(Entries from a dataset)
******

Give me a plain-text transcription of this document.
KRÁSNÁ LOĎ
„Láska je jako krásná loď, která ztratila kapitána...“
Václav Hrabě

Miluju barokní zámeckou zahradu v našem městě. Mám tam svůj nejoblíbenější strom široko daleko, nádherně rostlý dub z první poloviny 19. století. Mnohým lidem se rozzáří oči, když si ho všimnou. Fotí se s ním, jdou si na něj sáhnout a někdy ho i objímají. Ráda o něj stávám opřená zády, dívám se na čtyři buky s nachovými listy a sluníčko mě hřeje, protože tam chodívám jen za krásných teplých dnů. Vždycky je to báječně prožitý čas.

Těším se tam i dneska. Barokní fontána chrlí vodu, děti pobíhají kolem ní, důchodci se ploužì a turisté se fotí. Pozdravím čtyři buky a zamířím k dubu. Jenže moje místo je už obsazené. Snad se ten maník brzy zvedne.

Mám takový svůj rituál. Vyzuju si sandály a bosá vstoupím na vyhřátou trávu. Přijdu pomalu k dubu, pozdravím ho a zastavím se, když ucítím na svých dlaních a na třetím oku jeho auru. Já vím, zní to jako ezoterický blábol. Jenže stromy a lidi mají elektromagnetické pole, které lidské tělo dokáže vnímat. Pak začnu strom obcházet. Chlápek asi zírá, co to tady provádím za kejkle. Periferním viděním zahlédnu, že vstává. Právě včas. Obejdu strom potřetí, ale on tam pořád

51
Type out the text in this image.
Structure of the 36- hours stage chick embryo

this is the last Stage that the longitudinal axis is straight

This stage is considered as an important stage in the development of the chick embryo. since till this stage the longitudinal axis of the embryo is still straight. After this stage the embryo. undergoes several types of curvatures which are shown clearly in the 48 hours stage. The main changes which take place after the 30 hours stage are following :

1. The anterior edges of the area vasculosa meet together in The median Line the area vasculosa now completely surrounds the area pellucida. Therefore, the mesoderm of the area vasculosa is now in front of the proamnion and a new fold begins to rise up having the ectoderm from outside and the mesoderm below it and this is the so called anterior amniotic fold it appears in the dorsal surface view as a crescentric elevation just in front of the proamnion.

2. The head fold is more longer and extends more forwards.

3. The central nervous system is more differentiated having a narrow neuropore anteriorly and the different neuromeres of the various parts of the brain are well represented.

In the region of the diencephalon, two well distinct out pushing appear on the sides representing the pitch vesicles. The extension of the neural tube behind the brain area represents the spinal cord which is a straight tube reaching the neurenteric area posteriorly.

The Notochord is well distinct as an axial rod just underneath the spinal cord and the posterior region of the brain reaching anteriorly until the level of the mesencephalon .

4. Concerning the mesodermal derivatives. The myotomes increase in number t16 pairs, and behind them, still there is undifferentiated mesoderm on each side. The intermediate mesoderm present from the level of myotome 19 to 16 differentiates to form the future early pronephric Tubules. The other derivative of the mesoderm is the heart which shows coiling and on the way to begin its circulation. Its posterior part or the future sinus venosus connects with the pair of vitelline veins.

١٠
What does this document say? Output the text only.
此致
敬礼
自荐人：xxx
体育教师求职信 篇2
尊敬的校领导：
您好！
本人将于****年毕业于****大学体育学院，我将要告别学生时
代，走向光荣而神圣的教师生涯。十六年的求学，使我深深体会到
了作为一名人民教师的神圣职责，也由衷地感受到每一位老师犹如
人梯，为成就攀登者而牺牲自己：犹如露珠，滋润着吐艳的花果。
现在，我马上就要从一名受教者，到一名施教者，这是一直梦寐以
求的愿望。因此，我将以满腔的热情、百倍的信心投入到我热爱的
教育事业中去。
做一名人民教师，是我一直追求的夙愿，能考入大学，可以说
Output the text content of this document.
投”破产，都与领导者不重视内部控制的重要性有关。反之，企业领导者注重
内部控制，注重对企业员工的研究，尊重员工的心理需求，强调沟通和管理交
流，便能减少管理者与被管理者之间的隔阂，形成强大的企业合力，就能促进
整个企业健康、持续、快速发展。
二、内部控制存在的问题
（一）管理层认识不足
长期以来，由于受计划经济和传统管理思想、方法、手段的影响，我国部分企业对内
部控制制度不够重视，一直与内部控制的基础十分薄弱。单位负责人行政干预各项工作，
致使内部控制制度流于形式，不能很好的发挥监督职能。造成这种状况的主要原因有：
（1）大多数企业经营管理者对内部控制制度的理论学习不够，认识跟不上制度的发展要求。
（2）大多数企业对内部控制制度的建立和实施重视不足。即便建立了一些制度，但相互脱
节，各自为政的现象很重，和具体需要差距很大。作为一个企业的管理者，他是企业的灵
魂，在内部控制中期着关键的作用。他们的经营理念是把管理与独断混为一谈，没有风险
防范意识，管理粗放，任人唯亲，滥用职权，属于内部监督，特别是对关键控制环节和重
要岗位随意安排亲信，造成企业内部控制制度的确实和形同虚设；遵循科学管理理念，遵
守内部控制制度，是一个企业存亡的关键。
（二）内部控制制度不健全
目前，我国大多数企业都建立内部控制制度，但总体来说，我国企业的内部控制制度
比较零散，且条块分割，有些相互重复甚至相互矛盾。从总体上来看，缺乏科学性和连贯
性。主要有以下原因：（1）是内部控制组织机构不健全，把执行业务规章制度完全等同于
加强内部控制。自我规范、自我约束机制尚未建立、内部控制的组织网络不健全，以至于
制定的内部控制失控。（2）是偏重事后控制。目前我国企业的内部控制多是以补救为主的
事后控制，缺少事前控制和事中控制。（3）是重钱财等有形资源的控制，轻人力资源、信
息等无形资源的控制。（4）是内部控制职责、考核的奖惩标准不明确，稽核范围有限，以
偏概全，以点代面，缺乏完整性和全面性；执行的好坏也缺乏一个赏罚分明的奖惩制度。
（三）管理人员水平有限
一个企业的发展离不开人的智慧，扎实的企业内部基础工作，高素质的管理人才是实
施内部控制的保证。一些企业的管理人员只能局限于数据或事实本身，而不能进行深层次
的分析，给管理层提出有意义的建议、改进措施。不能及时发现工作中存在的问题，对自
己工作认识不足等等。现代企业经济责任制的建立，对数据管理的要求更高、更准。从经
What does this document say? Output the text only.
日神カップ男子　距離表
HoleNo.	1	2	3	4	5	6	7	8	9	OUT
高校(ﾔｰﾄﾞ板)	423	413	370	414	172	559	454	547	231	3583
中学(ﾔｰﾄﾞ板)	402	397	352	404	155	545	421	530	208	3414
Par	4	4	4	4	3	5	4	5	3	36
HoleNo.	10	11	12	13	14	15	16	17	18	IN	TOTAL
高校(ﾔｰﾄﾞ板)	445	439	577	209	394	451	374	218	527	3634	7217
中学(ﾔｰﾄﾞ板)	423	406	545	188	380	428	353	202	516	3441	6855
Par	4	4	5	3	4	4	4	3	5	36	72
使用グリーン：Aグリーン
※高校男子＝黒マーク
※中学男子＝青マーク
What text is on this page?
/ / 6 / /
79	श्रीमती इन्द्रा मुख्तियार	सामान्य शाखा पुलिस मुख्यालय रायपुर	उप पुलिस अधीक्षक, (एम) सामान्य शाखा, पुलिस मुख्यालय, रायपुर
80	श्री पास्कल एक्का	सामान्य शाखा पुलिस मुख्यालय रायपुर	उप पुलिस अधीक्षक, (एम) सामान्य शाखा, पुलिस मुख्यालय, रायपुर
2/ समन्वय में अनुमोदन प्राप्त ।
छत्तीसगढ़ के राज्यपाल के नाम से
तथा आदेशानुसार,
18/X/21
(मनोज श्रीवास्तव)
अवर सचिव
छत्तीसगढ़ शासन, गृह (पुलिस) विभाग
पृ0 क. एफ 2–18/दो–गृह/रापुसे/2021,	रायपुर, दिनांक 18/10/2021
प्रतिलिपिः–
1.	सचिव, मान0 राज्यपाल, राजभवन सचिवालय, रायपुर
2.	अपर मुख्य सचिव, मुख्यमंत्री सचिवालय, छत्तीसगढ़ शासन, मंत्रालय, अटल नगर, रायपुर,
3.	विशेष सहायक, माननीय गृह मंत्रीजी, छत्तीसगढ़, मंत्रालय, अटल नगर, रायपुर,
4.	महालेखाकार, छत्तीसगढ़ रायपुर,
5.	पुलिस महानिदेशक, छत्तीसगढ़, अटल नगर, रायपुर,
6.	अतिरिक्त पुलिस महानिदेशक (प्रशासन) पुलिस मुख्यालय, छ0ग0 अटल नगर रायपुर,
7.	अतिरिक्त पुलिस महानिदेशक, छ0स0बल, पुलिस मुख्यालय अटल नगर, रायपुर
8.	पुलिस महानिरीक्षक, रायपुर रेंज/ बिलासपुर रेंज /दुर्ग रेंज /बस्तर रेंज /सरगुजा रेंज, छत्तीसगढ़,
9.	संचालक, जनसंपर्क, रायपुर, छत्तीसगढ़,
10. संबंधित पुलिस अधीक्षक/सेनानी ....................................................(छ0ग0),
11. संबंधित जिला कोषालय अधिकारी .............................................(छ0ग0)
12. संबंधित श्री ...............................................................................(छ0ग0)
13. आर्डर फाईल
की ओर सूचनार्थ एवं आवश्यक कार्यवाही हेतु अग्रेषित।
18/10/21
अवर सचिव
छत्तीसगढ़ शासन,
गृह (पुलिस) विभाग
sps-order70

******

▶ _WHAT IS EXPECTED_:
Within the entries above, how many lines contain "mesoderm"? Respond with the number only.

▶ _EXERCISE RESULT_:
2